=== Textauszug ===
━━━━━━━━

    Dies steht überhaupt nicht im Gegensatz dazu, dass gerade das bei diesem Inhalt benutzte Medium ein eben solches ist, das den Identitätsentwurf sich selbst zu entfremden versucht. Ganz im Gegenteil – die Emanzipation der Identität durch den Inhalt wird geradezu exemplarisch praktiziert.

  4. 28. September 2010 4:29 pm

    @Guido Danke, so schön hätte ich es nicht beschreiben können:) Letztlich ist so die widersprüchliche Existenz unter den Bedingungen der Populärkuktur gut charakterisiert – wie hat Fiske das genannt: ‚People have got to make do with what they got‘ (genauer Wortlaut entfällt mir gerade). Die Leute (ja, das schließt mich ein) müssen mit dem arbeiten, das sie vorfinden, was aber nicht heißt, dass sie sich nicht selbst einschreiben könnten. Widersprüchlichkeit, aber in dennoch der Versuch der Aneignung, ob man diesen als gelungen bezeichnen mag oder nicht.

  5. Clamence permalink
    29. September 2010 11:12 am

    also ich spreche gerade KEINEM social media nutzer die selbstreflexion (wenn das darunter zu verstehen ist, was im text ausgeführt wird) seiner handlung ab. sondern ich kritisiere was hier zur reflexion des umfelds hochstilisiert wird, um einen gewinn in der identitätsarbeit auf basis dieser „reflexion“ (wir müssen uns aneignen…), konstruieren zu können – wie du aber selbst schreibst, jana, reflektieren genauso aber alle schon mit. insofern hat der text den wert der aussage „zeig mir deine uhr und ich sage dir wie spät es ist“ auf nlp.
━━━━━━━━
=== Aufgabenstellung ===
Prüfen Sie für jede der folgenden Aussagen, ob sie mit dem Textauszug übereinstimmt, und belegen Sie Ja oder Nein mit den entscheidenden Worten als wörtlichem Zitat. 1. Der Kommentar vom 28. September 2010 schreibt die Formulierung „People have got to make do with what they got“ Fiske zu. 2. Clamence spricht Social-Media-Nutzern die Selbstreflexion ihrer Handlung ab. 3. Laut dem ersten Absatz wird die Emanzipation der Identität durch den Inhalt nur ansatzweise praktiziert.
━━━━━━━━
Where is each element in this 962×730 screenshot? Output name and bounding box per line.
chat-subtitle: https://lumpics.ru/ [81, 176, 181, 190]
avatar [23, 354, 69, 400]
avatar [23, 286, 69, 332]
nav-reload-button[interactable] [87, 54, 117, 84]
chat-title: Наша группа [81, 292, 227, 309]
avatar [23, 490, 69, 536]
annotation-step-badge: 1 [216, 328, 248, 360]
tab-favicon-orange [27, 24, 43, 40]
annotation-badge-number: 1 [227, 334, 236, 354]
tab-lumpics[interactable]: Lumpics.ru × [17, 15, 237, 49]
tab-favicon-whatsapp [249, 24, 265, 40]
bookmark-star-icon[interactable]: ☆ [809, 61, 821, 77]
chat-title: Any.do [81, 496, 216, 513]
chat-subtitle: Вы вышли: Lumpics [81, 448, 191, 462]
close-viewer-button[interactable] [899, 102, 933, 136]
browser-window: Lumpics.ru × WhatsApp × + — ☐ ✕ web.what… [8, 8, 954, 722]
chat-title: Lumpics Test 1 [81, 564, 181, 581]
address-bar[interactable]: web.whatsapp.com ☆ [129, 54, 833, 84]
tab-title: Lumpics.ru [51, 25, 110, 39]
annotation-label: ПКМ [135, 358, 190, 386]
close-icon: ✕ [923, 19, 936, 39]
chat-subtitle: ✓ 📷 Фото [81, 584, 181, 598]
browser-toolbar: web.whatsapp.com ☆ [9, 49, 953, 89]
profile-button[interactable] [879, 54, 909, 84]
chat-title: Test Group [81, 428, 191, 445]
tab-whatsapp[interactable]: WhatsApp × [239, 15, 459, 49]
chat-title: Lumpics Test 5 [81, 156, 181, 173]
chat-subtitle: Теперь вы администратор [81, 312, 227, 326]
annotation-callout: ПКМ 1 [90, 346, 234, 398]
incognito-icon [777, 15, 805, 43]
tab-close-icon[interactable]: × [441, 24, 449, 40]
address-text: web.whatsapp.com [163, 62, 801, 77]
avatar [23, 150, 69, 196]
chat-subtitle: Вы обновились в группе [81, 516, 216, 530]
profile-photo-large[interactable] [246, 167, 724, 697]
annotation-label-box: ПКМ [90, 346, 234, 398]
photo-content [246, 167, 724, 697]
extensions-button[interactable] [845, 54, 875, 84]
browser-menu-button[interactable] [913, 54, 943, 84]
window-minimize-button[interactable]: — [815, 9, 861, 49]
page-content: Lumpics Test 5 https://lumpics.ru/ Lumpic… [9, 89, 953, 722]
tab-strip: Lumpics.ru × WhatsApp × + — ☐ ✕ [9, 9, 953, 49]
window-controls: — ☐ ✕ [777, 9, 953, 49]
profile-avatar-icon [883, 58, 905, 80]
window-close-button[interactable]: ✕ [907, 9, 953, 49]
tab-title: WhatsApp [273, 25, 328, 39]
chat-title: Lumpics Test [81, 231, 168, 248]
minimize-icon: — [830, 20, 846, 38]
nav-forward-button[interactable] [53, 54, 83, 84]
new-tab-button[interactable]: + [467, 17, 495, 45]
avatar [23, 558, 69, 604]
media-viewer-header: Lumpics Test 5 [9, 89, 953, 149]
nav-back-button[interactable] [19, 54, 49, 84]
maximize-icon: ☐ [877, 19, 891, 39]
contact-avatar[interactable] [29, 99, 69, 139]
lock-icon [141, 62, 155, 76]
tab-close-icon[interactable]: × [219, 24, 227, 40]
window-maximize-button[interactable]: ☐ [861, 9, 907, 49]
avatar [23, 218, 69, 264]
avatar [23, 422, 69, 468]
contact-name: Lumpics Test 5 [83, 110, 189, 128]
━━━━━━━━
=== Lösung ===
1. Ja: „wie hat Fiske das genannt: ‚People have got to make do with what they got‘“
2. Nein: „also ich spreche gerade KEINEM social media nutzer die selbstreflexion (wenn das darunter zu verstehen ist, was im text ausgeführt wird) seiner handlung ab.“
3. Nein: „die Emanzipation der Identität durch den Inhalt wird geradezu exemplarisch praktiziert.“